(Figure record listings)
════════
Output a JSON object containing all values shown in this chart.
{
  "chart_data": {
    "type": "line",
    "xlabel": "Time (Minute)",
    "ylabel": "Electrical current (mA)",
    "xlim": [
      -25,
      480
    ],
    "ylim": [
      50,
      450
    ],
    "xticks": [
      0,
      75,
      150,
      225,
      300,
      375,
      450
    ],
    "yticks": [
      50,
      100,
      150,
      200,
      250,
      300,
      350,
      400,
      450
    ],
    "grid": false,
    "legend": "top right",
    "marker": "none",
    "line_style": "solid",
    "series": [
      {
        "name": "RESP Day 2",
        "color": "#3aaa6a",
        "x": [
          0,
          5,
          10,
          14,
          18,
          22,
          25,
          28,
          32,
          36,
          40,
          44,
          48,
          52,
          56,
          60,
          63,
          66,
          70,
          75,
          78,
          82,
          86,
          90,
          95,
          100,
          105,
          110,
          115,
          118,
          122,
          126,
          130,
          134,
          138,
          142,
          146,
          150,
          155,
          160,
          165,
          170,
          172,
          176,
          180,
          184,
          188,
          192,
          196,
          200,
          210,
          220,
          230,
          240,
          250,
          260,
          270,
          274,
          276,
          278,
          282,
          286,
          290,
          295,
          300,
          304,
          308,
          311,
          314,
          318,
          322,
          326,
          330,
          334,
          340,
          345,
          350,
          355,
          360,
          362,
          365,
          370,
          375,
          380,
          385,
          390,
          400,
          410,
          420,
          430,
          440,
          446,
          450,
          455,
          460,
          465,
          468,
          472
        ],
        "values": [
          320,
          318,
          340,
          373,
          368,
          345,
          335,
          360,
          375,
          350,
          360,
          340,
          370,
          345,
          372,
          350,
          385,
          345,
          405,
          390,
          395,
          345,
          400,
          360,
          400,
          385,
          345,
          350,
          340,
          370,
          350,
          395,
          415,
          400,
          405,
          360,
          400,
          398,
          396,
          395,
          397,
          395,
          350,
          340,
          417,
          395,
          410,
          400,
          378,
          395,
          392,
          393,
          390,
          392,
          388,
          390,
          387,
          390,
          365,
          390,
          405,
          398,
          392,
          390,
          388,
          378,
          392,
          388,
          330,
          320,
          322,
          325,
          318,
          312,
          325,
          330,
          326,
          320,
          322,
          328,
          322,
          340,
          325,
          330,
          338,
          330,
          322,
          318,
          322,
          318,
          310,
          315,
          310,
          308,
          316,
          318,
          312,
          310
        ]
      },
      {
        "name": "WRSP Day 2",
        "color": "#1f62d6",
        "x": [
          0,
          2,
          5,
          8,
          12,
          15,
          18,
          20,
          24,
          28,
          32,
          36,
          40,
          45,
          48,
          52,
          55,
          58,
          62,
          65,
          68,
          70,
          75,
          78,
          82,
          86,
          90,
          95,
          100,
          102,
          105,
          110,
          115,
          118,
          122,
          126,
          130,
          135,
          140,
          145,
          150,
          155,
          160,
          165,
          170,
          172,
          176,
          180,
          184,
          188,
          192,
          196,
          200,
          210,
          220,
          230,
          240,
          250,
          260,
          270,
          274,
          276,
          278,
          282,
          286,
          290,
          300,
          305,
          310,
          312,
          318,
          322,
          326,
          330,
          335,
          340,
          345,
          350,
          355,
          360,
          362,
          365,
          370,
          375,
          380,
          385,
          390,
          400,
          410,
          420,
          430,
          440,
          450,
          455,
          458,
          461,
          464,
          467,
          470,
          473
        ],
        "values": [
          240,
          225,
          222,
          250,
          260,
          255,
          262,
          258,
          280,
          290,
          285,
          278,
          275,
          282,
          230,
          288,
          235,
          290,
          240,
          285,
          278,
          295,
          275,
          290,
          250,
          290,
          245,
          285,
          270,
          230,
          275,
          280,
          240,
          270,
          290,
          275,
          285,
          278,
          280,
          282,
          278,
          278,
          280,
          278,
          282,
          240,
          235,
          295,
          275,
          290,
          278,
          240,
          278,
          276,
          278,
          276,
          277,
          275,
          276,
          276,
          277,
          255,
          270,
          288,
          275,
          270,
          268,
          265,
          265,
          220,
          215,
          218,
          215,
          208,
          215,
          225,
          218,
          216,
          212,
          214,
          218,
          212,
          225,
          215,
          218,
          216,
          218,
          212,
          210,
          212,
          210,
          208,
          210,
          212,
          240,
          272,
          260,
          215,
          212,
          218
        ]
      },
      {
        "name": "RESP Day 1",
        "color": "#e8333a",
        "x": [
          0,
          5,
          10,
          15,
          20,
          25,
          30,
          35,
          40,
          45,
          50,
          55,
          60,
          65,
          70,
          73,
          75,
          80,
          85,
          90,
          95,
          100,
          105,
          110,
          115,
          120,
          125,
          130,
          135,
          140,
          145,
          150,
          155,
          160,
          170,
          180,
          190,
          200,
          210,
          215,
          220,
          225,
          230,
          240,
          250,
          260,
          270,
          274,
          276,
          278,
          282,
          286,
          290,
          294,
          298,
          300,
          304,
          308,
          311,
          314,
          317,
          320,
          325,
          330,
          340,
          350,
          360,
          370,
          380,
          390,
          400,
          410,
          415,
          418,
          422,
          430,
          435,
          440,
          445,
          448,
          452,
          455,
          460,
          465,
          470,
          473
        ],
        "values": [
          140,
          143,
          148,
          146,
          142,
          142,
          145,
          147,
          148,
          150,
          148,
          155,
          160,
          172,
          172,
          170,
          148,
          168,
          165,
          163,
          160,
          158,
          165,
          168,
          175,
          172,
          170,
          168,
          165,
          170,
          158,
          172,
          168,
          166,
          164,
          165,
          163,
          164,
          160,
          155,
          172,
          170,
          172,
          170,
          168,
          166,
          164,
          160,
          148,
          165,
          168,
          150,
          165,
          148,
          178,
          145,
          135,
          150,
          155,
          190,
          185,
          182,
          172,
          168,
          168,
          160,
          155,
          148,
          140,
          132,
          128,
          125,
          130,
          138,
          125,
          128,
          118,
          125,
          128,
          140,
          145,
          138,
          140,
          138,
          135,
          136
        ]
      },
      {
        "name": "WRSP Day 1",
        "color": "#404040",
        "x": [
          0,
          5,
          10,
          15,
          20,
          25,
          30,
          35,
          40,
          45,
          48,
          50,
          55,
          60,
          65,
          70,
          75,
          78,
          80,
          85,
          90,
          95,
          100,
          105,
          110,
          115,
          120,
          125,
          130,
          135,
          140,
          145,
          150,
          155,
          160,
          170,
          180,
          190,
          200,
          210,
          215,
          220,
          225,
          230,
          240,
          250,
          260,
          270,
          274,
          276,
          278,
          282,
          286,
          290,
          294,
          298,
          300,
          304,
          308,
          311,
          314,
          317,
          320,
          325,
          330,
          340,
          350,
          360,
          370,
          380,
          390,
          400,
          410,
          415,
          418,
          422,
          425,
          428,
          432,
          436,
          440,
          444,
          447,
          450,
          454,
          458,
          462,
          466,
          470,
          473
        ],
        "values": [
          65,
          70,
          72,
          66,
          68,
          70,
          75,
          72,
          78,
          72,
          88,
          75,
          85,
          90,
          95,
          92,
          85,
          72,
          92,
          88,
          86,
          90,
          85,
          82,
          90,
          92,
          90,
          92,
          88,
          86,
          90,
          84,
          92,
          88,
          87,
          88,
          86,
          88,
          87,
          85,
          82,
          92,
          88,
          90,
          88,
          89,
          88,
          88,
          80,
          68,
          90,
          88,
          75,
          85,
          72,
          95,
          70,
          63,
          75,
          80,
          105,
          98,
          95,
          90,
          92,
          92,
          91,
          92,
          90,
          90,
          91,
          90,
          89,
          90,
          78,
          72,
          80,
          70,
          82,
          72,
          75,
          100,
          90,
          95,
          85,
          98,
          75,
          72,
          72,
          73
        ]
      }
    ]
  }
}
════════
**Exercise task:**
Retype all of the material, keeping each line exact.

**Correct result:**
Output a JSON object containing all values shown in this chart.
{
  "chart_data": {
    "type": "line",
    "xlabel": "Time (Minute)",
    "ylabel": "Electrical current (mA)",
    "xlim": [
      -25,
      480
    ],
    "ylim": [
      50,
      450
    ],
    "xticks": [
      0,
      75,
      150,
      225,
      300,
      375,
      450
    ],
    "yticks": [
      50,
      100,
      150,
      200,
      250,
      300,
      350,
      400,
      450
    ],
    "grid": false,
    "legend": "top right",
    "marker": "none",
    "line_style": "solid",
    "series": [
      {
        "name": "RESP Day 2",
        "color": "#3aaa6a",
        "x": [
          0,
          5,
          10,
          14,
          18,
          22,
          25,
          28,
          32,
          36,
          40,
          44,
          48,
          52,
          56,
          60,
          63,
          66,
          70,
          75,
          78,
          82,
          86,
          90,
          95,
          100,
          105,
          110,
          115,
          118,
          122,
          126,
          130,
          134,
          138,
          142,
          146,
          150,
          155,
          160,
          165,
          170,
          172,
          176,
          180,
          184,
          188,
          192,
          196,
          200,
          210,
          220,
          230,
          240,
          250,
          260,
          270,
          274,
          276,
          278,
          282,
          286,
          290,
          295,
          300,
          304,
          308,
          311,
          314,
          318,
          322,
          326,
          330,
          334,
          340,
          345,
          350,
          355,
          360,
          362,
          365,
          370,
          375,
          380,
          385,
          390,
          400,
          410,
          420,
          430,
          440,
          446,
          450,
          455,
          460,
          465,
          468,
          472
        ],
        "values": [
          320,
          318,
          340,
          373,
          368,
          345,
          335,
          360,
          375,
          350,
          360,
          340,
          370,
          345,
          372,
          350,
          385,
          345,
          405,
          390,
          395,
          345,
          400,
          360,
          400,
          385,
          345,
          350,
          340,
          370,
          350,
          395,
          415,
          400,
          405,
          360,
          400,
          398,
          396,
          395,
          397,
          395,
          350,
          340,
          417,
          395,
          410,
          400,
          378,
          395,
          392,
          393,
          390,
          392,
          388,
          390,
          387,
          390,
          365,
          390,
          405,
          398,
          392,
          390,
          388,
          378,
          392,
          388,
          330,
          320,
          322,
          325,
          318,
          312,
          325,
          330,
          326,
          320,
          322,
          328,
          322,
          340,
          325,
          330,
          338,
          330,
          322,
          318,
          322,
          318,
          310,
          315,
          310,
          308,
          316,
          318,
          312,
          310
        ]
      },
      {
        "name": "WRSP Day 2",
        "color": "#1f62d6",
        "x": [
          0,
          2,
          5,
          8,
          12,
          15,
          18,
          20,
          24,
          28,
          32,
          36,
          40,
          45,
          48,
          52,
          55,
          58,
          62,
          65,
          68,
          70,
          75,
          78,
          82,
          86,
          90,
          95,
          100,
          102,
          105,
          110,
          115,
          118,
          122,
          126,
          130,
          135,
          140,
          145,
          150,
          155,
          160,
          165,
          170,
          172,
          176,
          180,
          184,
          188,
          192,
          196,
          200,
          210,
          220,
          230,
          240,
          250,
          260,
          270,
          274,
          276,
          278,
          282,
          286,
          290,
          300,
          305,
          310,
          312,
          318,
          322,
          326,
          330,
          335,
          340,
          345,
          350,
          355,
          360,
          362,
          365,
          370,
          375,
          380,
          385,
          390,
          400,
          410,
          420,
          430,
          440,
          450,
          455,
          458,
          461,
          464,
          467,
          470,
          473
        ],
        "values": [
          240,
          225,
          222,
          250,
          260,
          255,
          262,
          258,
          280,
          290,
          285,
          278,
          275,
          282,
          230,
          288,
          235,
          290,
          240,
          285,
          278,
          295,
          275,
          290,
          250,
          290,
          245,
          285,
          270,
          230,
          275,
          280,
          240,
          270,
          290,
          275,
          285,
          278,
          280,
          282,
          278,
          278,
          280,
          278,
          282,
          240,
          235,
          295,
          275,
          290,
          278,
          240,
          278,
          276,
          278,
          276,
          277,
          275,
          276,
          276,
          277,
          255,
          270,
          288,
          275,
          270,
          268,
          265,
          265,
          220,
          215,
          218,
          215,
          208,
          215,
          225,
          218,
          216,
          212,
          214,
          218,
          212,
          225,
          215,
          218,
          216,
          218,
          212,
          210,
          212,
          210,
          208,
          210,
          212,
          240,
          272,
          260,
          215,
          212,
          218
        ]
      },
      {
        "name": "RESP Day 1",
        "color": "#e8333a",
        "x": [
          0,
          5,
          10,
          15,
          20,
          25,
          30,
          35,
          40,
          45,
          50,
          55,
          60,
          65,
          70,
          73,
          75,
          80,
          85,
          90,
          95,
          100,
          105,
          110,
          115,
          120,
          125,
          130,
          135,
          140,
          145,
          150,
          155,
          160,
          170,
          180,
          190,
          200,
          210,
          215,
          220,
          225,
          230,
          240,
          250,
          260,
          270,
          274,
          276,
          278,
          282,
          286,
          290,
          294,
          298,
          300,
          304,
          308,
          311,
          314,
          317,
          320,
          325,
          330,
          340,
          350,
          360,
          370,
          380,
          390,
          400,
          410,
          415,
          418,
          422,
          430,
          435,
          440,
          445,
          448,
          452,
          455,
          460,
          465,
          470,
          473
        ],
        "values": [
          140,
          143,
          148,
          146,
          142,
          142,
          145,
          147,
          148,
          150,
          148,
          155,
          160,
          172,
          172,
          170,
          148,
          168,
          165,
          163,
          160,
          158,
          165,
          168,
          175,
          172,
          170,
          168,
          165,
          170,
          158,
          172,
          168,
          166,
          164,
          165,
          163,
          164,
          160,
          155,
          172,
          170,
          172,
          170,
          168,
          166,
          164,
          160,
          148,
          165,
          168,
          150,
          165,
          148,
          178,
          145,
          135,
          150,
          155,
          190,
          185,
          182,
          172,
          168,
          168,
          160,
          155,
          148,
          140,
          132,
          128,
          125,
          130,
          138,
          125,
          128,
          118,
          125,
          128,
          140,
          145,
          138,
          140,
          138,
          135,
          136
        ]
      },
      {
        "name": "WRSP Day 1",
        "color": "#404040",
        "x": [
          0,
          5,
          10,
          15,
          20,
          25,
          30,
          35,
          40,
          45,
          48,
          50,
          55,
          60,
          65,
          70,
          75,
          78,
          80,
          85,
          90,
          95,
          100,
          105,
          110,
          115,
          120,
          125,
          130,
          135,
          140,
          145,
          150,
          155,
          160,
          170,
          180,
          190,
          200,
          210,
          215,
          220,
          225,
          230,
          240,
          250,
          260,
          270,
          274,
          276,
          278,
          282,
          286,
          290,
          294,
          298,
          300,
          304,
          308,
          311,
          314,
          317,
          320,
          325,
          330,
          340,
          350,
          360,
          370,
          380,
          390,
          400,
          410,
          415,
          418,
          422,
          425,
          428,
          432,
          436,
          440,
          444,
          447,
          450,
          454,
          458,
          462,
          466,
          470,
          473
        ],
        "values": [
          65,
          70,
          72,
          66,
          68,
          70,
          75,
          72,
          78,
          72,
          88,
          75,
          85,
          90,
          95,
          92,
          85,
          72,
          92,
          88,
          86,
          90,
          85,
          82,
          90,
          92,
          90,
          92,
          88,
          86,
          90,
          84,
          92,
          88,
          87,
          88,
          86,
          88,
          87,
          85,
          82,
          92,
          88,
          90,
          88,
          89,
          88,
          88,
          80,
          68,
          90,
          88,
          75,
          85,
          72,
          95,
          70,
          63,
          75,
          80,
          105,
          98,
          95,
          90,
          92,
          92,
          91,
          92,
          90,
          90,
          91,
          90,
          89,
          90,
          78,
          72,
          80,
          70,
          82,
          72,
          75,
          100,
          90,
          95,
          85,
          98,
          75,
          72,
          72,
          73
        ]
      }
    ]
  }
}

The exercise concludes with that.